Show all lines that include the string "text"; copy each one.
----
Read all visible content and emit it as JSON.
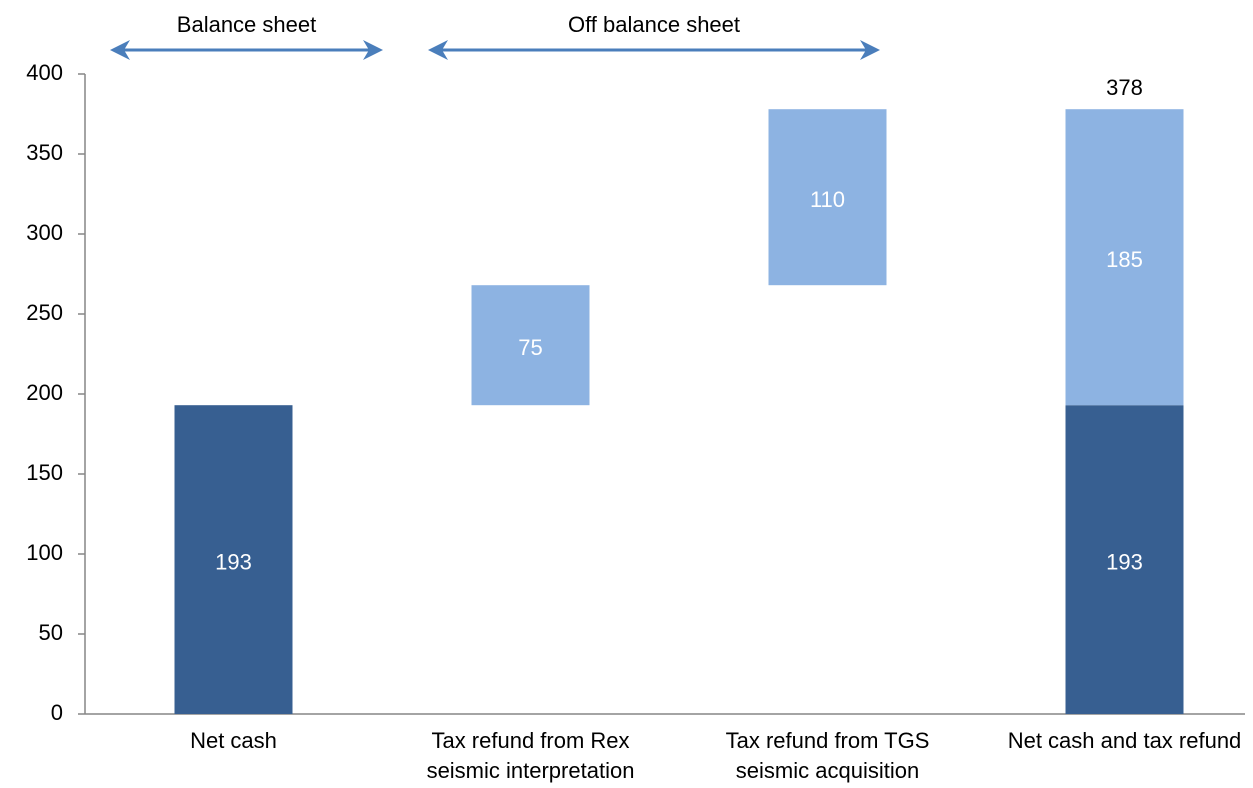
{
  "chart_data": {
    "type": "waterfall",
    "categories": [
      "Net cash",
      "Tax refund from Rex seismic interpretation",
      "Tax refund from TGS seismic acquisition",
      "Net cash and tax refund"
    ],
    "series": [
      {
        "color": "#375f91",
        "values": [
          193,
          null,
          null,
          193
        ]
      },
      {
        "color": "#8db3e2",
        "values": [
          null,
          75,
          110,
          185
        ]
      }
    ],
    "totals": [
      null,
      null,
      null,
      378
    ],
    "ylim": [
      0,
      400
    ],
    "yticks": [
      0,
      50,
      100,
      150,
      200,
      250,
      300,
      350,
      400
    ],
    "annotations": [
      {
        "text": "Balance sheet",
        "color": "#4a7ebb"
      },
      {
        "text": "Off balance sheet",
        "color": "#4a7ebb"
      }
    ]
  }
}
----
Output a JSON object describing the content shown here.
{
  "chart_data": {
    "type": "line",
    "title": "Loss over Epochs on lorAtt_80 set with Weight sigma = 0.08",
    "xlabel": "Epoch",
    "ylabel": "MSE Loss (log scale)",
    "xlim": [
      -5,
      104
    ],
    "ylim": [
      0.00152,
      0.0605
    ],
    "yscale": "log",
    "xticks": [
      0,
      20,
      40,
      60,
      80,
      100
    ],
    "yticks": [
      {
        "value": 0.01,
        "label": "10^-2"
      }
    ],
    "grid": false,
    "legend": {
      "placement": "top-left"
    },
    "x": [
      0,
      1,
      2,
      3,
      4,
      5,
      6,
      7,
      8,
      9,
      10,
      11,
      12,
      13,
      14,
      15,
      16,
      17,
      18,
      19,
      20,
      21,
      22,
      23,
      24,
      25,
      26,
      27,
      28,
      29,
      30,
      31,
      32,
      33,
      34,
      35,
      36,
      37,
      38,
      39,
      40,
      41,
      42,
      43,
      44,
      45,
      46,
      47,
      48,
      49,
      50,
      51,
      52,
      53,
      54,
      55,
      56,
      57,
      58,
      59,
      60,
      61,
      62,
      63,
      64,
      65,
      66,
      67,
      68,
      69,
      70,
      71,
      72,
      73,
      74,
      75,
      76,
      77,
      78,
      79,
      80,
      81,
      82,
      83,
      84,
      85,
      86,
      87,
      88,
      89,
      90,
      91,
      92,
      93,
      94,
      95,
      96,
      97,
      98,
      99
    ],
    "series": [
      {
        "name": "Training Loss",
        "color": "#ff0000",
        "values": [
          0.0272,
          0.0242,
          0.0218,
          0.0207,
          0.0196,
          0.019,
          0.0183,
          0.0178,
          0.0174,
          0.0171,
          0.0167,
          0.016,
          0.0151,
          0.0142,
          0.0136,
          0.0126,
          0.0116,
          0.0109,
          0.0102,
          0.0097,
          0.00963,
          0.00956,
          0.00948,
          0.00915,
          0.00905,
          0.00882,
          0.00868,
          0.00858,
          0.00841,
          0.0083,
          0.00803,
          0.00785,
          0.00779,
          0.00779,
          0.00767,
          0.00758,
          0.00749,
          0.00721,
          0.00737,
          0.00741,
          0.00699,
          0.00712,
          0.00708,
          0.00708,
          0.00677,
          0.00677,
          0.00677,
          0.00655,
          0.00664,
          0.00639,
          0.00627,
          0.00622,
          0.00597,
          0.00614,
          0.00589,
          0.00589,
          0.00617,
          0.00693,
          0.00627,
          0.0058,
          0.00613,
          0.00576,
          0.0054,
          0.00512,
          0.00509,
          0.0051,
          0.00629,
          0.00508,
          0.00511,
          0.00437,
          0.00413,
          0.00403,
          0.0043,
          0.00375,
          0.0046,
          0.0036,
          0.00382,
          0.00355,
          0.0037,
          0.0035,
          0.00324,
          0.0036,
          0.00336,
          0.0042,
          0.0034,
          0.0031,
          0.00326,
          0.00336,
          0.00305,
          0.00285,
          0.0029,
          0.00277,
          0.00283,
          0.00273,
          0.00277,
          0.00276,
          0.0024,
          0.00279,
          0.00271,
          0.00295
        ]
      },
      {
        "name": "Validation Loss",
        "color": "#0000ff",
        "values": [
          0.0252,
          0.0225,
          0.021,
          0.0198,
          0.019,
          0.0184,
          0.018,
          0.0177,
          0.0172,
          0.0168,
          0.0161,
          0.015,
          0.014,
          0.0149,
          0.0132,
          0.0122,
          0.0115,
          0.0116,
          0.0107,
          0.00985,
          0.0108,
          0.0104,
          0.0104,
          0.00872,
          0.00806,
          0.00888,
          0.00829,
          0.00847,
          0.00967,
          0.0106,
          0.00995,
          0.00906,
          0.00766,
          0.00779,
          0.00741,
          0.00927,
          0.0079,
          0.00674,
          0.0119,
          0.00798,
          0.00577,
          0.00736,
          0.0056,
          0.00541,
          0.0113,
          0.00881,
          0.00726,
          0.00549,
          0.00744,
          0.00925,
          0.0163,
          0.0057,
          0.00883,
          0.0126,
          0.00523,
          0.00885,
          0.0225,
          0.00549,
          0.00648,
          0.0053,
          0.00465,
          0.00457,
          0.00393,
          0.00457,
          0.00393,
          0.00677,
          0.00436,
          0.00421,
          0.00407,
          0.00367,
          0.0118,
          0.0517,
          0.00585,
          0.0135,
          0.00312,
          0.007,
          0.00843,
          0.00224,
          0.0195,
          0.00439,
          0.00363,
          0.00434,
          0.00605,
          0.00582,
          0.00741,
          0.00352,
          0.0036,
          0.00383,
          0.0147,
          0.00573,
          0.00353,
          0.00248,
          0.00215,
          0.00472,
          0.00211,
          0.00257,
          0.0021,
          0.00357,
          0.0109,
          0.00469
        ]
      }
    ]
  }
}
----
> [Exercise response]
        "text": "Balance sheet",
        "text": "Off balance sheet",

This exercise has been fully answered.